Your task is to extract every entry that follows word for word while excluding the pictures.

DATA LINES |
━━━

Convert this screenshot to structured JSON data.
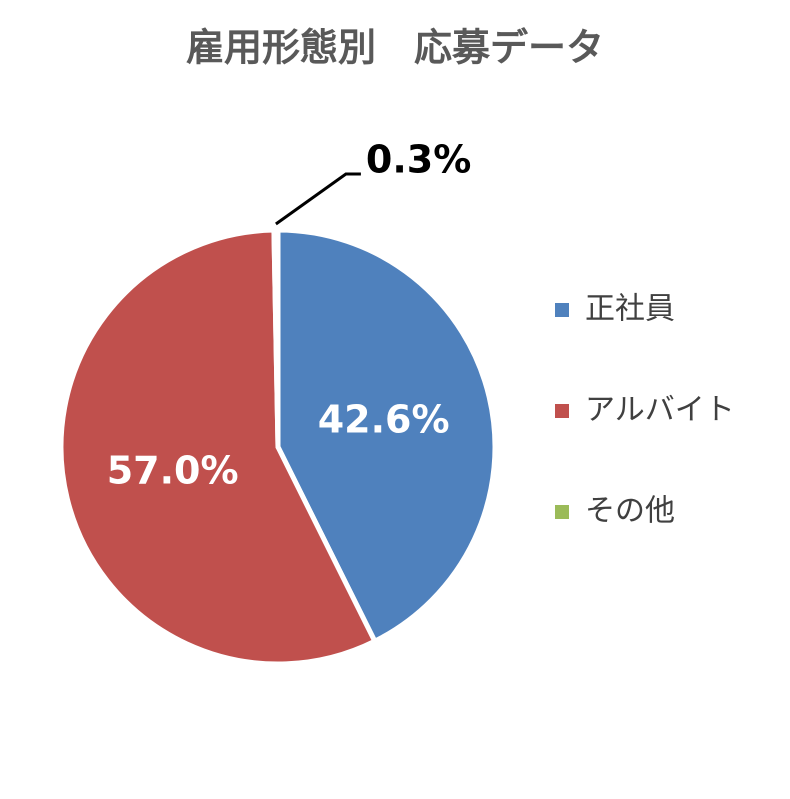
{
  "chart_data": {
    "type": "pie",
    "title": "雇用形態別　応募データ",
    "categories": [
      "正社員",
      "アルバイト",
      "その他"
    ],
    "values": [
      42.6,
      57.0,
      0.3
    ],
    "value_labels": [
      "42.6%",
      "57.0%",
      "0.3%"
    ],
    "colors": [
      "#4f81bd",
      "#c0504d",
      "#9bbb59"
    ],
    "legend": "right"
  }
}
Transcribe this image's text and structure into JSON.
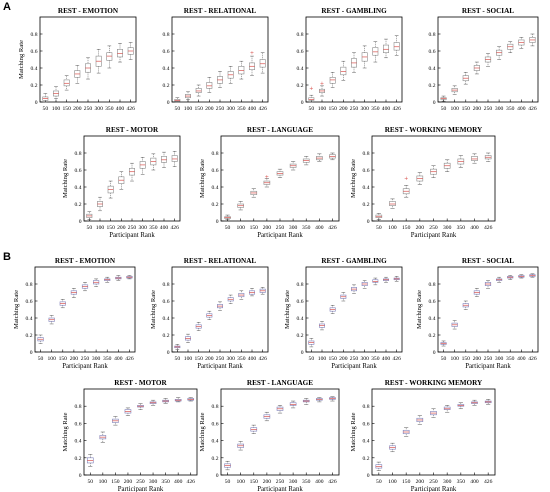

━━━

ANSWER TO THIS TASK |
Convert this screenshot to structured JSON data.
{
  "chart_data": {
    "type": "pie",
    "title": "雇用形態別　応募データ",
    "categories": [
      "正社員",
      "アルバイト",
      "その他"
    ],
    "values": [
      42.6,
      57.0,
      0.3
    ],
    "value_labels": [
      "42.6%",
      "57.0%",
      "0.3%"
    ],
    "colors": [
      "#4f81bd",
      "#c0504d",
      "#9bbb59"
    ],
    "legend": "right"
  }
}
Transcribe this image's text and structure into JSON.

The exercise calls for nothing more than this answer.